Description of the task.
Turn every line of the records below into a numbered list, skipping any blank lines and leaving the pictures out.

☆ ☆ ☆ ☆

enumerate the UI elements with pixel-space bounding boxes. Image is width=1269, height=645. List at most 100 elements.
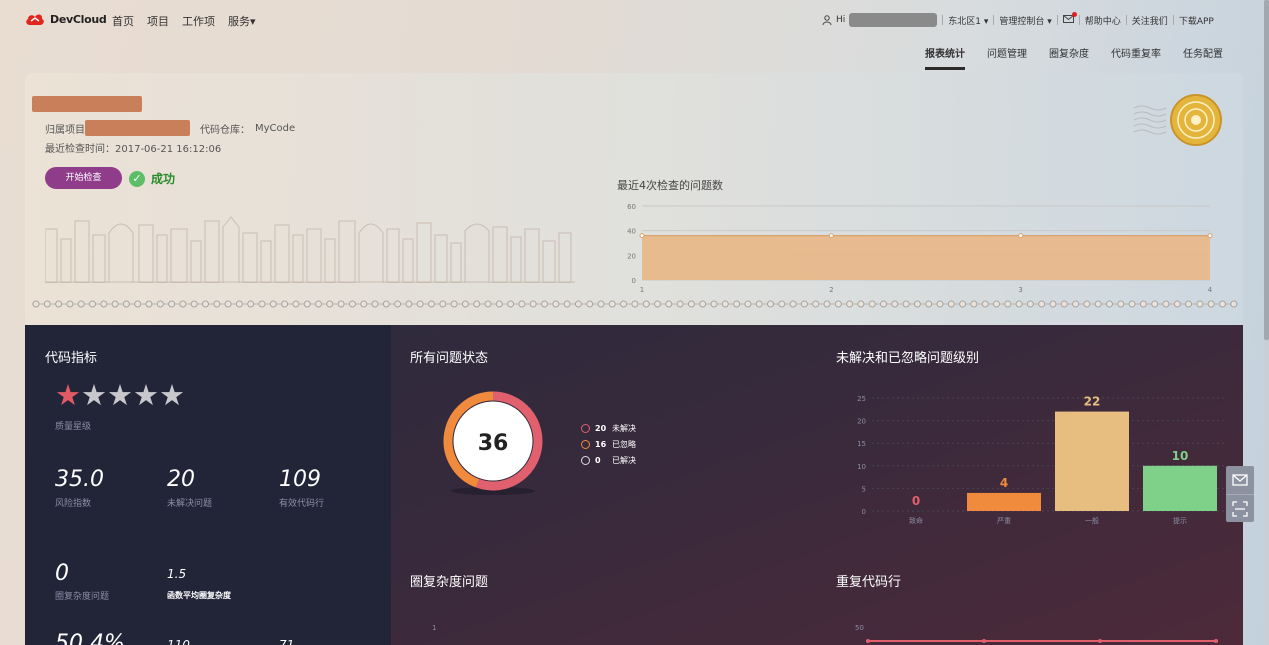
devcloud-logo[interactable]: DevCloud (25, 12, 107, 26)
tab-report[interactable]: 报表统计 (925, 45, 965, 70)
duplicated-lines-value: 110 (167, 638, 190, 645)
region-select[interactable]: 东北区1 ▾ (948, 14, 988, 27)
star-empty-icon: ★ (159, 378, 185, 412)
issue-status-title: 所有问题状态 (410, 351, 489, 366)
scrollbar-thumb[interactable] (1264, 0, 1269, 340)
bead (880, 300, 887, 308)
messages-button[interactable] (1062, 11, 1077, 26)
trend-point[interactable] (1018, 233, 1024, 239)
duplication-chart-title: 重复代码行 (836, 575, 902, 590)
bead (1128, 300, 1136, 308)
complexity-issues-value: 0 (55, 561, 69, 586)
legend-item[interactable]: 0 已解决 (581, 452, 636, 468)
legend-item[interactable]: 20 未解决 (581, 420, 636, 436)
bead (428, 300, 435, 308)
bead (687, 300, 695, 308)
user-menu[interactable]: Hi (822, 13, 938, 27)
bead (168, 300, 176, 308)
bead (281, 300, 289, 308)
bead (518, 300, 526, 308)
console-menu[interactable]: 管理控制台 ▾ (999, 14, 1051, 27)
bead (913, 300, 921, 308)
bead (439, 300, 447, 308)
bead (552, 300, 560, 308)
bead (484, 300, 492, 308)
y-tick-label: 10 (857, 463, 866, 471)
bead (202, 300, 209, 308)
legend-item[interactable]: 16 已忽略 (581, 436, 636, 452)
legend-marker-icon (581, 439, 590, 449)
bead (1004, 300, 1012, 308)
trend-point[interactable] (828, 233, 834, 239)
bead (416, 300, 424, 308)
nav-services[interactable]: 服务▾ (228, 13, 256, 29)
trend-point[interactable] (1207, 233, 1213, 239)
severity-bar[interactable] (1143, 465, 1217, 511)
y-tick-label: 0 (632, 277, 636, 285)
nav-home[interactable]: 首页 (112, 13, 134, 29)
top-nav: DevCloud 首页 项目 工作项 服务▾ Hi 东北区1 ▾ 管理控制台 ▾ (0, 0, 1269, 40)
bead (258, 300, 266, 308)
start-check-button[interactable]: 开始检查 (45, 167, 122, 189)
bead (405, 300, 413, 308)
severity-bar[interactable] (967, 492, 1041, 511)
user-nav: Hi 东北区1 ▾ 管理控制台 ▾ 帮助中心 关注我们 下载APP (822, 11, 1214, 27)
category-label: 一般 (1085, 516, 1099, 525)
star-empty-icon: ★ (81, 378, 107, 412)
legend-label: 已忽略 (612, 439, 636, 449)
tab-issues[interactable]: 问题管理 (987, 45, 1027, 70)
duplication-line-partial (866, 639, 1218, 643)
severity-bar[interactable] (1055, 411, 1129, 511)
bead (947, 300, 955, 308)
duplicated-blocks-value: 71 (279, 638, 295, 645)
unresolved-label: 未解决问题 (167, 499, 213, 509)
bead (111, 300, 119, 308)
y-tick-label: 20 (627, 252, 636, 260)
bead (1139, 300, 1147, 308)
bead (823, 300, 831, 308)
bead (744, 300, 752, 308)
nav-projects[interactable]: 项目 (147, 13, 169, 29)
bead (812, 300, 820, 308)
bead (970, 300, 978, 308)
help-link[interactable]: 帮助中心 (1085, 14, 1121, 27)
bead (303, 300, 311, 308)
feedback-button[interactable] (1226, 466, 1254, 494)
nav-workitems[interactable]: 工作项 (182, 13, 215, 29)
bead (495, 300, 503, 308)
bead (360, 300, 368, 308)
bead (733, 300, 741, 308)
trend-point[interactable] (639, 233, 645, 239)
x-tick-label: 4 (1208, 286, 1213, 294)
tab-task-config[interactable]: 任务配置 (1183, 45, 1223, 70)
bead (631, 300, 639, 308)
main-nav: 首页 项目 工作项 服务▾ (112, 13, 256, 29)
bead (269, 300, 277, 308)
bead (122, 300, 130, 308)
bar-value-label: 10 (1172, 449, 1189, 463)
duplication-axis-tick: 50 (855, 624, 864, 632)
bead (394, 300, 402, 308)
project-label: 归属项目 (45, 124, 85, 136)
bead (1026, 300, 1034, 308)
logo-text: DevCloud (50, 12, 107, 26)
code-lines-value: 109 (279, 467, 321, 492)
bead (326, 300, 334, 308)
bead (134, 300, 142, 308)
y-tick-label: 5 (862, 485, 866, 493)
download-app-link[interactable]: 下载APP (1179, 14, 1214, 27)
tab-duplication[interactable]: 代码重复率 (1111, 45, 1161, 70)
screenshot-button[interactable] (1226, 494, 1254, 522)
bead (190, 300, 198, 308)
user-greeting: Hi (836, 15, 846, 25)
star-filled-icon: ★ (55, 378, 81, 412)
follow-link[interactable]: 关注我们 (1132, 14, 1168, 27)
bead (1151, 300, 1159, 308)
bead (959, 300, 967, 308)
bead (1219, 300, 1226, 308)
legend-marker-icon (581, 455, 590, 465)
unread-dot (1071, 11, 1077, 17)
tab-complexity[interactable]: 圈复杂度 (1049, 45, 1089, 70)
star-empty-icon: ★ (107, 378, 133, 412)
success-check-icon: ✓ (129, 170, 145, 187)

☆ ☆ ☆ ☆

Answer in full.
1. enumerate the UI elements with pixel-space bounding boxes. Image is width=1269, height=645. List at most 100 elements.
2. devcloud-logo[interactable]: DevCloud (25, 12, 107, 26)
3. tab-report[interactable]: 报表统计 (925, 45, 965, 70)
4. duplicated-lines-value: 110 (167, 638, 190, 645)
5. region-select[interactable]: 东北区1 ▾ (948, 14, 988, 27)
6. star-empty-icon: ★ (159, 378, 185, 412)
7. issue-status-title: 所有问题状态 (410, 351, 489, 366)
8. scrollbar-thumb[interactable] (1264, 0, 1269, 340)
9. bead (880, 300, 887, 308)
10. messages-button[interactable] (1062, 11, 1077, 26)
11. trend-point[interactable] (1018, 233, 1024, 239)
12. duplication-chart-title: 重复代码行 (836, 575, 902, 590)
13. bead (1128, 300, 1136, 308)
14. complexity-issues-value: 0 (55, 561, 69, 586)
15. legend-item[interactable]: 0 已解决 (581, 452, 636, 468)
16. legend-item[interactable]: 20 未解决 (581, 420, 636, 436)
17. bead (428, 300, 435, 308)
18. bead (687, 300, 695, 308)
19. user-menu[interactable]: Hi (822, 13, 938, 27)
20. bead (168, 300, 176, 308)
21. bead (281, 300, 289, 308)
22. bead (518, 300, 526, 308)
23. console-menu[interactable]: 管理控制台 ▾ (999, 14, 1051, 27)
24. bead (913, 300, 921, 308)
25. bead (439, 300, 447, 308)
26. bead (552, 300, 560, 308)
27. bead (484, 300, 492, 308)
28. y-tick-label: 10 (857, 463, 866, 471)
29. bead (202, 300, 209, 308)
30. legend-item[interactable]: 16 已忽略 (581, 436, 636, 452)
31. legend-marker-icon (581, 439, 590, 449)
32. bead (1004, 300, 1012, 308)
33. trend-point[interactable] (828, 233, 834, 239)
34. bead (416, 300, 424, 308)
35. nav-services[interactable]: 服务▾ (228, 13, 256, 29)
36. trend-point[interactable] (1207, 233, 1213, 239)
37. severity-bar[interactable] (1143, 465, 1217, 511)
38. y-tick-label: 0 (632, 277, 636, 285)
39. nav-home[interactable]: 首页 (112, 13, 134, 29)
40. top-nav: DevCloud 首页 项目 工作项 服务▾ Hi 东北区1 ▾ 管理控制台 ▾ (0, 0, 1269, 40)
41. bead (258, 300, 266, 308)
42. start-check-button[interactable]: 开始检查 (45, 167, 122, 189)
43. bead (405, 300, 413, 308)
44. severity-bar[interactable] (967, 492, 1041, 511)
45. user-nav: Hi 东北区1 ▾ 管理控制台 ▾ 帮助中心 关注我们 下载APP (822, 11, 1214, 27)
46. category-label: 一般 (1085, 516, 1099, 525)
47. star-empty-icon: ★ (81, 378, 107, 412)
48. legend-label: 已忽略 (612, 439, 636, 449)
49. tab-issues[interactable]: 问题管理 (987, 45, 1027, 70)
50. duplication-line-partial (866, 639, 1218, 643)
51. severity-bar[interactable] (1055, 411, 1129, 511)
52. bead (947, 300, 955, 308)
53. duplicated-blocks-value: 71 (279, 638, 295, 645)
54. unresolved-label: 未解决问题 (167, 499, 213, 509)
55. bead (111, 300, 119, 308)
56. y-tick-label: 20 (627, 252, 636, 260)
57. bead (1139, 300, 1147, 308)
58. bead (823, 300, 831, 308)
59. bead (744, 300, 752, 308)
60. nav-projects[interactable]: 项目 (147, 13, 169, 29)
61. bead (812, 300, 820, 308)
62. bead (970, 300, 978, 308)
63. help-link[interactable]: 帮助中心 (1085, 14, 1121, 27)
64. bead (303, 300, 311, 308)
65. feedback-button[interactable] (1226, 466, 1254, 494)
66. nav-workitems[interactable]: 工作项 (182, 13, 215, 29)
67. bead (495, 300, 503, 308)
68. bead (360, 300, 368, 308)
69. bead (733, 300, 741, 308)
70. trend-point[interactable] (639, 233, 645, 239)
71. x-tick-label: 4 (1208, 286, 1213, 294)
72. tab-task-config[interactable]: 任务配置 (1183, 45, 1223, 70)
73. bead (631, 300, 639, 308)
74. main-nav: 首页 项目 工作项 服务▾ (112, 13, 256, 29)
75. bead (269, 300, 277, 308)
76. bead (122, 300, 130, 308)
77. bar-value-label: 10 (1172, 449, 1189, 463)
78. duplication-axis-tick: 50 (855, 624, 864, 632)
79. bead (394, 300, 402, 308)
80. project-label: 归属项目 (45, 124, 85, 136)
81. bead (1026, 300, 1034, 308)
82. logo-text: DevCloud (50, 12, 107, 26)
83. code-lines-value: 109 (279, 467, 321, 492)
84. bead (326, 300, 334, 308)
85. bead (134, 300, 142, 308)
86. y-tick-label: 5 (862, 485, 866, 493)
87. download-app-link[interactable]: 下载APP (1179, 14, 1214, 27)
88. tab-duplication[interactable]: 代码重复率 (1111, 45, 1161, 70)
89. screenshot-button[interactable] (1226, 494, 1254, 522)
90. bead (190, 300, 198, 308)
91. user-greeting: Hi (836, 15, 846, 25)
92. star-filled-icon: ★ (55, 378, 81, 412)
93. follow-link[interactable]: 关注我们 (1132, 14, 1168, 27)
94. bead (1151, 300, 1159, 308)
95. bead (959, 300, 967, 308)
96. bead (1219, 300, 1226, 308)
97. legend-marker-icon (581, 455, 590, 465)
98. unread-dot (1071, 11, 1077, 17)
99. tab-complexity[interactable]: 圈复杂度 (1049, 45, 1089, 70)
100. star-empty-icon: ★ (107, 378, 133, 412)
101. success-check-icon: ✓ (129, 170, 145, 187)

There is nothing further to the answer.